### AIM
Output all lines exactly.

Saved entries:
'''

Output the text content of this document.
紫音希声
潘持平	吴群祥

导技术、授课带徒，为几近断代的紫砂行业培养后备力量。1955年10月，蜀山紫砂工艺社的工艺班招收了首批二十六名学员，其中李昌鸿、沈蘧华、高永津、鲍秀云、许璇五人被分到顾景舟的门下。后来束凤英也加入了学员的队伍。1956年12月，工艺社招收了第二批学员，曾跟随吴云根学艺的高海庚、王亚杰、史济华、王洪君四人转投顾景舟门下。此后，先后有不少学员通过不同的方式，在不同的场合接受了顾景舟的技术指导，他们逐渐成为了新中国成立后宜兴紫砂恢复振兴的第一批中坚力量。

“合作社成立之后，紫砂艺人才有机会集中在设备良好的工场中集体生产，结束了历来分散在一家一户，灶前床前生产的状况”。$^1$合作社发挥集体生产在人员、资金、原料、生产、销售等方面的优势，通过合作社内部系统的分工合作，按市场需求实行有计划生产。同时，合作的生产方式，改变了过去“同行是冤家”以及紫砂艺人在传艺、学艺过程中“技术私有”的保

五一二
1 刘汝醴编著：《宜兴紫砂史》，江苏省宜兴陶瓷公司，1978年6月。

'''

### WRITTEN ANSWER
Output the text content of this document.
紫音希声
潘持平	吴群祥

导技术、授课带徒，为几近断代的紫砂行业培养后备力量。1955年10月，蜀山紫砂工艺社的工艺班招收了首批二十六名学员，其中李昌鸿、沈蘧华、高永津、鲍秀云、许璇五人被分到顾景舟的门下。后来束凤英也加入了学员的队伍。1956年12月，工艺社招收了第二批学员，曾跟随吴云根学艺的高海庚、王亚杰、史济华、王洪君四人转投顾景舟门下。此后，先后有不少学员通过不同的方式，在不同的场合接受了顾景舟的技术指导，他们逐渐成为了新中国成立后宜兴紫砂恢复振兴的第一批中坚力量。

“合作社成立之后，紫砂艺人才有机会集中在设备良好的工场中集体生产，结束了历来分散在一家一户，灶前床前生产的状况”。$^1$合作社发挥集体生产在人员、资金、原料、生产、销售等方面的优势，通过合作社内部系统的分工合作，按市场需求实行有计划生产。同时，合作的生产方式，改变了过去“同行是冤家”以及紫砂艺人在传艺、学艺过程中“技术私有”的保

五一二
1 刘汝醴编著：《宜兴紫砂史》，江苏省宜兴陶瓷公司，1978年6月。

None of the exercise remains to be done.